EXERCISE PROMPT: Collect each line holding the string "STCISP".

====================

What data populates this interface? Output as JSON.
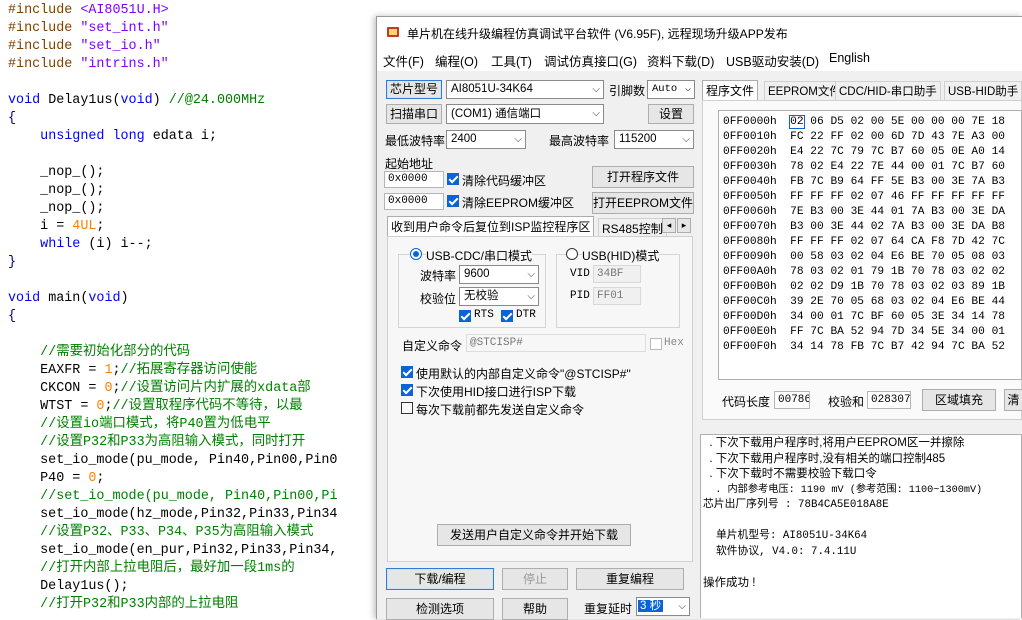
{
  "editor": {
    "lines": [
      {
        "parts": [
          [
            "pp",
            "#include "
          ],
          [
            "str",
            "<AI8051U.H>"
          ]
        ]
      },
      {
        "parts": [
          [
            "pp",
            "#include "
          ],
          [
            "str",
            "\"set_int.h\""
          ]
        ]
      },
      {
        "parts": [
          [
            "pp",
            "#include "
          ],
          [
            "str",
            "\"set_io.h\""
          ]
        ]
      },
      {
        "parts": [
          [
            "pp",
            "#include "
          ],
          [
            "str",
            "\"intrins.h\""
          ]
        ]
      },
      {
        "parts": []
      },
      {
        "parts": [
          [
            "kw",
            "void"
          ],
          [
            "tx",
            " Delay1us("
          ],
          [
            "kw",
            "void"
          ],
          [
            "tx",
            ") "
          ],
          [
            "cm",
            "//@24.000MHz"
          ]
        ]
      },
      {
        "parts": [
          [
            "op",
            "{"
          ]
        ]
      },
      {
        "parts": [
          [
            "tx",
            "    "
          ],
          [
            "kw",
            "unsigned"
          ],
          [
            "tx",
            " "
          ],
          [
            "kw",
            "long"
          ],
          [
            "tx",
            " edata i;"
          ]
        ]
      },
      {
        "parts": []
      },
      {
        "parts": [
          [
            "tx",
            "    _nop_();"
          ]
        ]
      },
      {
        "parts": [
          [
            "tx",
            "    _nop_();"
          ]
        ]
      },
      {
        "parts": [
          [
            "tx",
            "    _nop_();"
          ]
        ]
      },
      {
        "parts": [
          [
            "tx",
            "    i = "
          ],
          [
            "num",
            "4UL"
          ],
          [
            "tx",
            ";"
          ]
        ]
      },
      {
        "parts": [
          [
            "tx",
            "    "
          ],
          [
            "kw",
            "while"
          ],
          [
            "tx",
            " (i) i--;"
          ]
        ]
      },
      {
        "parts": [
          [
            "op",
            "}"
          ]
        ]
      },
      {
        "parts": []
      },
      {
        "parts": [
          [
            "kw",
            "void"
          ],
          [
            "tx",
            " main("
          ],
          [
            "kw",
            "void"
          ],
          [
            "tx",
            ")"
          ]
        ]
      },
      {
        "parts": [
          [
            "op",
            "{"
          ]
        ]
      },
      {
        "parts": []
      },
      {
        "parts": [
          [
            "tx",
            "    "
          ],
          [
            "cm",
            "//需要初始化部分的代码"
          ]
        ]
      },
      {
        "parts": [
          [
            "tx",
            "    EAXFR = "
          ],
          [
            "num",
            "1"
          ],
          [
            "tx",
            ";"
          ],
          [
            "cm",
            "//拓展寄存器访问使能"
          ]
        ]
      },
      {
        "parts": [
          [
            "tx",
            "    CKCON = "
          ],
          [
            "num",
            "0"
          ],
          [
            "tx",
            ";"
          ],
          [
            "cm",
            "//设置访问片内扩展的xdata部"
          ]
        ]
      },
      {
        "parts": [
          [
            "tx",
            "    WTST = "
          ],
          [
            "num",
            "0"
          ],
          [
            "tx",
            ";"
          ],
          [
            "cm",
            "//设置取程序代码不等待，以最"
          ]
        ]
      },
      {
        "parts": [
          [
            "tx",
            "    "
          ],
          [
            "cm",
            "//设置io端口模式，将P40置为低电平"
          ]
        ]
      },
      {
        "parts": [
          [
            "tx",
            "    "
          ],
          [
            "cm",
            "//设置P32和P33为高阻输入模式，同时打开"
          ]
        ]
      },
      {
        "parts": [
          [
            "tx",
            "    set_io_mode(pu_mode, Pin40,Pin00,Pin0"
          ]
        ]
      },
      {
        "parts": [
          [
            "tx",
            "    P40 = "
          ],
          [
            "num",
            "0"
          ],
          [
            "tx",
            ";"
          ]
        ]
      },
      {
        "parts": [
          [
            "tx",
            "    "
          ],
          [
            "cm",
            "//set_io_mode(pu_mode, Pin40,Pin00,Pi"
          ]
        ]
      },
      {
        "parts": [
          [
            "tx",
            "    set_io_mode(hz_mode,Pin32,Pin33,Pin34"
          ]
        ]
      },
      {
        "parts": [
          [
            "tx",
            "    "
          ],
          [
            "cm",
            "//设置P32、P33、P34、P35为高阻输入模式"
          ]
        ]
      },
      {
        "parts": [
          [
            "tx",
            "    set_io_mode(en_pur,Pin32,Pin33,Pin34,"
          ]
        ]
      },
      {
        "parts": [
          [
            "tx",
            "    "
          ],
          [
            "cm",
            "//打开内部上拉电阻后，最好加一段1ms的"
          ]
        ]
      },
      {
        "parts": [
          [
            "tx",
            "    Delay1us();"
          ]
        ]
      },
      {
        "parts": [
          [
            "tx",
            "    "
          ],
          [
            "cm",
            "//打开P32和P33内部的上拉电阻"
          ]
        ]
      }
    ]
  },
  "window": {
    "title": "单片机在线升级编程仿真调试平台软件 (V6.95F), 远程现场升级APP发布",
    "menu": [
      "文件(F)",
      "编程(O)",
      "工具(T)",
      "调试仿真接口(G)",
      "资料下载(D)",
      "USB驱动安装(D)",
      "English"
    ]
  },
  "left": {
    "chip_type_btn": "芯片型号",
    "chip_type_value": "AI8051U-34K64",
    "pins_label": "引脚数",
    "pins_value": "Auto",
    "scan_btn": "扫描串口",
    "port_value": "(COM1) 通信端口",
    "settings_btn": "设置",
    "min_baud_label": "最低波特率",
    "min_baud_value": "2400",
    "max_baud_label": "最高波特率",
    "max_baud_value": "115200",
    "start_addr_label": "起始地址",
    "addr1": "0x0000",
    "clear_code_label": "清除代码缓冲区",
    "open_prog_btn": "打开程序文件",
    "addr2": "0x0000",
    "clear_eeprom_label": "清除EEPROM缓冲区",
    "open_eeprom_btn": "打开EEPROM文件",
    "tab_isp": "收到用户命令后复位到ISP监控程序区",
    "tab_rs485": "RS485控制",
    "usb_cdc_label": "USB-CDC/串口模式",
    "usb_hid_label": "USB(HID)模式",
    "baud_label": "波特率",
    "baud_value": "9600",
    "parity_label": "校验位",
    "parity_value": "无校验",
    "rts_label": "RTS",
    "dtr_label": "DTR",
    "vid_label": "VID",
    "vid_value": "34BF",
    "pid_label": "PID",
    "pid_value": "FF01",
    "custom_cmd_label": "自定义命令",
    "custom_cmd_value": "@STCISP#",
    "hex_label": "Hex",
    "use_default_label": "使用默认的内部自定义命令\"@STCISP#\"",
    "hid_isp_label": "下次使用HID接口进行ISP下载",
    "send_each_label": "每次下载前都先发送自定义命令",
    "send_custom_btn": "发送用户自定义命令并开始下载",
    "download_btn": "下载/编程",
    "stop_btn": "停止",
    "reprogram_btn": "重复编程",
    "check_btn": "检测选项",
    "help_btn": "帮助",
    "repeat_delay_label": "重复延时",
    "repeat_delay_value": "3 秒"
  },
  "right": {
    "tabs": [
      "程序文件",
      "EEPROM文件",
      "CDC/HID-串口助手",
      "USB-HID助手"
    ],
    "hex_rows": [
      {
        "addr": "0FF0000h",
        "bytes": "02 06 D5 02 00 5E 00 00 00 7E 18"
      },
      {
        "addr": "0FF0010h",
        "bytes": "FC 22 FF 02 00 6D 7D 43 7E A3 00"
      },
      {
        "addr": "0FF0020h",
        "bytes": "E4 22 7C 79 7C B7 60 05 0E A0 14"
      },
      {
        "addr": "0FF0030h",
        "bytes": "78 02 E4 22 7E 44 00 01 7C B7 60"
      },
      {
        "addr": "0FF0040h",
        "bytes": "FB 7C B9 64 FF 5E B3 00 3E 7A B3"
      },
      {
        "addr": "0FF0050h",
        "bytes": "FF FF FF 02 07 46 FF FF FF FF FF"
      },
      {
        "addr": "0FF0060h",
        "bytes": "7E B3 00 3E 44 01 7A B3 00 3E DA"
      },
      {
        "addr": "0FF0070h",
        "bytes": "B3 00 3E 44 02 7A B3 00 3E DA B8"
      },
      {
        "addr": "0FF0080h",
        "bytes": "FF FF FF 02 07 64 CA F8 7D 42 7C"
      },
      {
        "addr": "0FF0090h",
        "bytes": "00 58 03 02 04 E6 BE 70 05 08 03"
      },
      {
        "addr": "0FF00A0h",
        "bytes": "78 03 02 01 79 1B 70 78 03 02 02"
      },
      {
        "addr": "0FF00B0h",
        "bytes": "02 02 D9 1B 70 78 03 02 03 89 1B"
      },
      {
        "addr": "0FF00C0h",
        "bytes": "39 2E 70 05 68 03 02 04 E6 BE 44"
      },
      {
        "addr": "0FF00D0h",
        "bytes": "34 00 01 7C BF 60 05 3E 34 14 78"
      },
      {
        "addr": "0FF00E0h",
        "bytes": "FF 7C BA 52 94 7D 34 5E 34 00 01"
      },
      {
        "addr": "0FF00F0h",
        "bytes": "34 14 78 FB 7C B7 42 94 7C BA 52"
      }
    ],
    "code_len_label": "代码长度",
    "code_len_value": "00786",
    "checksum_label": "校验和",
    "checksum_value": "028307",
    "fill_btn": "区域填充",
    "clear_btn": "清",
    "log_lines": [
      "  . 下次下载用户程序时,将用户EEPROM区一并擦除",
      "  . 下次下载用户程序时,没有相关的端口控制485",
      "  . 下次下载时不需要校验下载口令",
      "  . 内部参考电压: 1190 mV (参考范围: 1100~1300mV)",
      "芯片出厂序列号 : 78B4CA5E018A8E",
      "",
      "  单片机型号: AI8051U-34K64",
      "  软件协议, V4.0: 7.4.11U",
      "",
      "操作成功 !"
    ]
  },
  "colors": {
    "comment": "#008000",
    "keyword": "#0000ff",
    "string": "#8000ff",
    "number": "#ff8000",
    "preproc": "#804000",
    "accent": "#0a64d8"
  }
}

====================

TASK OUTPUT:
    "custom_cmd_value": "@STCISP#",
    "use_default_label": "使用默认的内部自定义命令\"@STCISP#\"",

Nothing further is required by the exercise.